*Provided text*
Clinical trial datasets give us an opportunity to study the time course of relapse recovery. While relapses occur at random time points throughout a trial, trial participants who experience a relapse are usually evaluated at an unscheduled study visit close to the relapse event, and then continue their regular trial follow-up afterward. This means that there is a record of a pre-relapse, an at-relapse, and often several post-relapse study visits, which makes it possible to study the time course of relapse recovery longitudinally and investigate the factors associated with the time to relapse recovery. Furthermore, most RRMS patients today are treated with DMTs, so that participants in clinical trials using these DMTs are a good representation of the patient population seen in clinical practice.

*Questions*
- A) List the types of study visits that the passage on relapse recovery says are recorded for trial participants who experience a relapse.
- B) According to the passage on relapse recovery, what are most RRMS patients today treated with?
- C) Extend the passage on relapse recovery, picking up after its final sentence.

*Information supplied*
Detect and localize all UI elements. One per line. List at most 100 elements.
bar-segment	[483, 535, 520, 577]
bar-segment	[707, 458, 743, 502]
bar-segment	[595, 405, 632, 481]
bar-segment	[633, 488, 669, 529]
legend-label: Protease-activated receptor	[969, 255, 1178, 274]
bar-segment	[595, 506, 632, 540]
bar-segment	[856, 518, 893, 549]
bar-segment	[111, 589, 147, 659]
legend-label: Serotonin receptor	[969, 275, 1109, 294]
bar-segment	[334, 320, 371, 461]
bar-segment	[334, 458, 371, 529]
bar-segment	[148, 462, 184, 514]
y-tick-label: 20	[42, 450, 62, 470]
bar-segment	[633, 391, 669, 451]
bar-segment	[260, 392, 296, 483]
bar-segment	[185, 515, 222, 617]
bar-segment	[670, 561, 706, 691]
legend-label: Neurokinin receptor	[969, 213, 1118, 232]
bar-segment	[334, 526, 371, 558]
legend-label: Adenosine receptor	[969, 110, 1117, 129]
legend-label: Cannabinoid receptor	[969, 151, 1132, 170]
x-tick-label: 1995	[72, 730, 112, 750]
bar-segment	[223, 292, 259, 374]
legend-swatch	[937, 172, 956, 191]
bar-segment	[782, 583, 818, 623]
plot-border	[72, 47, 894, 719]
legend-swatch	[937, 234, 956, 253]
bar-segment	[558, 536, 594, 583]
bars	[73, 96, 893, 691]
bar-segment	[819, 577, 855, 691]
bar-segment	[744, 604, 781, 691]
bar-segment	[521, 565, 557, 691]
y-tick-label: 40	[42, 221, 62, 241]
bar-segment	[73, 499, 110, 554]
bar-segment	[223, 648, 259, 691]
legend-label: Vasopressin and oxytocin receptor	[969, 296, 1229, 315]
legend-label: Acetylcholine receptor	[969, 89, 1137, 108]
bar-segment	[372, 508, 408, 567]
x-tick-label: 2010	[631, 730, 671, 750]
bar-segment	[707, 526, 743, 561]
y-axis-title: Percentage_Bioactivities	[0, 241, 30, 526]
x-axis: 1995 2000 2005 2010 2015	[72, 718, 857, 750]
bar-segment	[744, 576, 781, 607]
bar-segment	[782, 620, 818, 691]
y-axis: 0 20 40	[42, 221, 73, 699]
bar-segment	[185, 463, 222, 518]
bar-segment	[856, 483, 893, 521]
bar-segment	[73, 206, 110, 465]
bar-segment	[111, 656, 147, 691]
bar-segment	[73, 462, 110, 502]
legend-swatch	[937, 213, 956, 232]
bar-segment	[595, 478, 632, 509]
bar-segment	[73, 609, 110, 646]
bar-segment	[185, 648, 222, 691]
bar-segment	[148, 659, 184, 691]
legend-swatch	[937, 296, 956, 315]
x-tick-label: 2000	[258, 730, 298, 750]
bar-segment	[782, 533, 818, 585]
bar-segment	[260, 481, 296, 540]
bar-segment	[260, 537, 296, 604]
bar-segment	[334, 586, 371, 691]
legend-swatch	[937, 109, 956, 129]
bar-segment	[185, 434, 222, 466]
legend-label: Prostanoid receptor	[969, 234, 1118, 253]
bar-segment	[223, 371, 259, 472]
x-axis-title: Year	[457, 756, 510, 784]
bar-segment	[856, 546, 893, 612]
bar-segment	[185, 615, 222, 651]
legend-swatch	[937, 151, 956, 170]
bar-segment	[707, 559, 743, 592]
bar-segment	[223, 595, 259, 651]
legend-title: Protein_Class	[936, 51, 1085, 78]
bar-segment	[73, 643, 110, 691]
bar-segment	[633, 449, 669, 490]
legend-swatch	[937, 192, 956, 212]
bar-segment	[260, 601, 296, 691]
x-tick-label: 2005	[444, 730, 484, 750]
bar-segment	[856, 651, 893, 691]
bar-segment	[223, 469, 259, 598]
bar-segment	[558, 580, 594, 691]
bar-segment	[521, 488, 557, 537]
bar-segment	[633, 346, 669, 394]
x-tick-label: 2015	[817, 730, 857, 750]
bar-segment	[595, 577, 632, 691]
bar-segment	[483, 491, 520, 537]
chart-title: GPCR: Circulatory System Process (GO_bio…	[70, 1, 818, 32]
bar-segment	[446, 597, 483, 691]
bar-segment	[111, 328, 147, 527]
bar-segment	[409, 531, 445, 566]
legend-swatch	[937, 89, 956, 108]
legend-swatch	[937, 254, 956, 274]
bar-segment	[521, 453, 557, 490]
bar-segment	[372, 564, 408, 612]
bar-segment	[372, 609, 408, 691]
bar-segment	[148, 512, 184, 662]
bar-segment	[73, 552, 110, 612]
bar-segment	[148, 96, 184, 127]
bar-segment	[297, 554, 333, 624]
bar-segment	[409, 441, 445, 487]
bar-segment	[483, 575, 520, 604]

*Results of the exercise*
- A) pre-relapse, at-relapse, post-relapse

- B) DMTs

- C)
In this study, we used patient-level data from CombiRx, a large phase 3 trial of people with RRMS treated with the DMTs glatiramer acetate (GA), interferon beta (IFNB), or both, to investigate relapse recovery in people with RRMS.
Methods
Standard protocol approvals, registrations, and patient approvals
The ethical approval for CombiRx is described in the original trial publication. 2 Ethical approval for this analysis was sought and granted by the Conjoint Health Research Ethics Board at University of Calgary and the Institutional Review Board at the University of Alabama at Birmingham. All participants gave written informed consent to their participation in CombiRx.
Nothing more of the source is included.